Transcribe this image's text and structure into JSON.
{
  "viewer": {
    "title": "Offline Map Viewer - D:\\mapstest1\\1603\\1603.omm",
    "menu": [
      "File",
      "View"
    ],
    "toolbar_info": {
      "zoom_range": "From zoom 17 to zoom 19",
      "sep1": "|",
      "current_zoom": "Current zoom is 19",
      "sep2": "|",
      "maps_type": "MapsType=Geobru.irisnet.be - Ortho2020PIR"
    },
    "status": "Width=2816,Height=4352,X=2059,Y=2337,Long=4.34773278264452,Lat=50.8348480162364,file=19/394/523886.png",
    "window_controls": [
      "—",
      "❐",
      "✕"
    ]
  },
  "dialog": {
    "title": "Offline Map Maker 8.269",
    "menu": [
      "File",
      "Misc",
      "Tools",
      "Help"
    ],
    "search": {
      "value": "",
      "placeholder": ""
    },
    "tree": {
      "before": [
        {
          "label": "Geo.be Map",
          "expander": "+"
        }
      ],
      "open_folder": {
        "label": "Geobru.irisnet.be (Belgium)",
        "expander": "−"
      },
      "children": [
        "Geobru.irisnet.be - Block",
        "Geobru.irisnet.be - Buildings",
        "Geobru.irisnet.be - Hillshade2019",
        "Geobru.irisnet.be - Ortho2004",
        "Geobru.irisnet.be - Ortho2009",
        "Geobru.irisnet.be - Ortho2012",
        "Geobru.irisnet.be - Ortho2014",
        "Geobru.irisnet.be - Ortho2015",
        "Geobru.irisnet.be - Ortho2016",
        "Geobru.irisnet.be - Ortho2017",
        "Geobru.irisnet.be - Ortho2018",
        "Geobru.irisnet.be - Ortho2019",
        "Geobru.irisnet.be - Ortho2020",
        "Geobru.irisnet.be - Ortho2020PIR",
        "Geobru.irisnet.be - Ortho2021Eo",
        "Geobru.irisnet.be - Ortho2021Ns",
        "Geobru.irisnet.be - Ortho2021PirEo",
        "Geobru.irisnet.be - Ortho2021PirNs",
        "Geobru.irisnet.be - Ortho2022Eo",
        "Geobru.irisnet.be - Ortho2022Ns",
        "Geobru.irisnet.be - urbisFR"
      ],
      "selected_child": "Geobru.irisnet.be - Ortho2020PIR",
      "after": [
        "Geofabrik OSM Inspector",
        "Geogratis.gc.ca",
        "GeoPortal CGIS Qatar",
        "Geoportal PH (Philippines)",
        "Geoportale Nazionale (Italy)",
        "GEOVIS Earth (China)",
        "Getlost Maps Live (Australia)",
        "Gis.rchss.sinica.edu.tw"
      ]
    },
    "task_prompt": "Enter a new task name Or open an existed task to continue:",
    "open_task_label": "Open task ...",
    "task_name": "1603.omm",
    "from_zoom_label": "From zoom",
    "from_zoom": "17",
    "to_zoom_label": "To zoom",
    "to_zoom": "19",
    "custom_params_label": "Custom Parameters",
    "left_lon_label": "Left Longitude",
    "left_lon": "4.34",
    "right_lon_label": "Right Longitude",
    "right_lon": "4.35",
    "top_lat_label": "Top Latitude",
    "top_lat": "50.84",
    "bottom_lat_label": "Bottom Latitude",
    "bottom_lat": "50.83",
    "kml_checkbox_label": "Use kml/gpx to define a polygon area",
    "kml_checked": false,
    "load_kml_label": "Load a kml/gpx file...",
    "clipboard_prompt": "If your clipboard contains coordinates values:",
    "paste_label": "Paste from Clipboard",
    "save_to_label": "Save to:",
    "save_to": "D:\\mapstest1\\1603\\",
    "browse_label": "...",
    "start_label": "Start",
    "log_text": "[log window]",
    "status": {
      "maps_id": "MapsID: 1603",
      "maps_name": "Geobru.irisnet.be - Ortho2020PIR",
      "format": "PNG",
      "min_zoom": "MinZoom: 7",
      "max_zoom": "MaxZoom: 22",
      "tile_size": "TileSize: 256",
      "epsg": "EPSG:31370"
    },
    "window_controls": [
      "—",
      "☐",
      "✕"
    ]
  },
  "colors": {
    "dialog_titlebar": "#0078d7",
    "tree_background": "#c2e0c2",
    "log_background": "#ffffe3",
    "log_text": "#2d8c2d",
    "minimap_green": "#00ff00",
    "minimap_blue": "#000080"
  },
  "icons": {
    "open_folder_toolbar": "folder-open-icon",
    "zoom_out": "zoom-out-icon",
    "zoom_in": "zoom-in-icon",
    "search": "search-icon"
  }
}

# Given exercise
Copy out each line exactly as written.

# Task output
Transcribe this image's text and structure into JSON.
{
  "viewer": {
    "title": "Offline Map Viewer - D:\\mapstest1\\1603\\1603.omm",
    "menu": [
      "File",
      "View"
    ],
    "toolbar_info": {
      "zoom_range": "From zoom 17 to zoom 19",
      "sep1": "|",
      "current_zoom": "Current zoom is 19",
      "sep2": "|",
      "maps_type": "MapsType=Geobru.irisnet.be - Ortho2020PIR"
    },
    "status": "Width=2816,Height=4352,X=2059,Y=2337,Long=4.34773278264452,Lat=50.8348480162364,file=19/394/523886.png",
    "window_controls": [
      "—",
      "❐",
      "✕"
    ]
  },
  "dialog": {
    "title": "Offline Map Maker 8.269",
    "menu": [
      "File",
      "Misc",
      "Tools",
      "Help"
    ],
    "search": {
      "value": "",
      "placeholder": ""
    },
    "tree": {
      "before": [
        {
          "label": "Geo.be Map",
          "expander": "+"
        }
      ],
      "open_folder": {
        "label": "Geobru.irisnet.be (Belgium)",
        "expander": "−"
      },
      "children": [
        "Geobru.irisnet.be - Block",
        "Geobru.irisnet.be - Buildings",
        "Geobru.irisnet.be - Hillshade2019",
        "Geobru.irisnet.be - Ortho2004",
        "Geobru.irisnet.be - Ortho2009",
        "Geobru.irisnet.be - Ortho2012",
        "Geobru.irisnet.be - Ortho2014",
        "Geobru.irisnet.be - Ortho2015",
        "Geobru.irisnet.be - Ortho2016",
        "Geobru.irisnet.be - Ortho2017",
        "Geobru.irisnet.be - Ortho2018",
        "Geobru.irisnet.be - Ortho2019",
        "Geobru.irisnet.be - Ortho2020",
        "Geobru.irisnet.be - Ortho2020PIR",
        "Geobru.irisnet.be - Ortho2021Eo",
        "Geobru.irisnet.be - Ortho2021Ns",
        "Geobru.irisnet.be - Ortho2021PirEo",
        "Geobru.irisnet.be - Ortho2021PirNs",
        "Geobru.irisnet.be - Ortho2022Eo",
        "Geobru.irisnet.be - Ortho2022Ns",
        "Geobru.irisnet.be - urbisFR"
      ],
      "selected_child": "Geobru.irisnet.be - Ortho2020PIR",
      "after": [
        "Geofabrik OSM Inspector",
        "Geogratis.gc.ca",
        "GeoPortal CGIS Qatar",
        "Geoportal PH (Philippines)",
        "Geoportale Nazionale (Italy)",
        "GEOVIS Earth (China)",
        "Getlost Maps Live (Australia)",
        "Gis.rchss.sinica.edu.tw"
      ]
    },
    "task_prompt": "Enter a new task name Or open an existed task to continue:",
    "open_task_label": "Open task ...",
    "task_name": "1603.omm",
    "from_zoom_label": "From zoom",
    "from_zoom": "17",
    "to_zoom_label": "To zoom",
    "to_zoom": "19",
    "custom_params_label": "Custom Parameters",
    "left_lon_label": "Left Longitude",
    "left_lon": "4.34",
    "right_lon_label": "Right Longitude",
    "right_lon": "4.35",
    "top_lat_label": "Top Latitude",
    "top_lat": "50.84",
    "bottom_lat_label": "Bottom Latitude",
    "bottom_lat": "50.83",
    "kml_checkbox_label": "Use kml/gpx to define a polygon area",
    "kml_checked": false,
    "load_kml_label": "Load a kml/gpx file...",
    "clipboard_prompt": "If your clipboard contains coordinates values:",
    "paste_label": "Paste from Clipboard",
    "save_to_label": "Save to:",
    "save_to": "D:\\mapstest1\\1603\\",
    "browse_label": "...",
    "start_label": "Start",
    "log_text": "[log window]",
    "status": {
      "maps_id": "MapsID: 1603",
      "maps_name": "Geobru.irisnet.be - Ortho2020PIR",
      "format": "PNG",
      "min_zoom": "MinZoom: 7",
      "max_zoom": "MaxZoom: 22",
      "tile_size": "TileSize: 256",
      "epsg": "EPSG:31370"
    },
    "window_controls": [
      "—",
      "☐",
      "✕"
    ]
  },
  "colors": {
    "dialog_titlebar": "#0078d7",
    "tree_background": "#c2e0c2",
    "log_background": "#ffffe3",
    "log_text": "#2d8c2d",
    "minimap_green": "#00ff00",
    "minimap_blue": "#000080"
  },
  "icons": {
    "open_folder_toolbar": "folder-open-icon",
    "zoom_out": "zoom-out-icon",
    "zoom_in": "zoom-in-icon",
    "search": "search-icon"
  }
}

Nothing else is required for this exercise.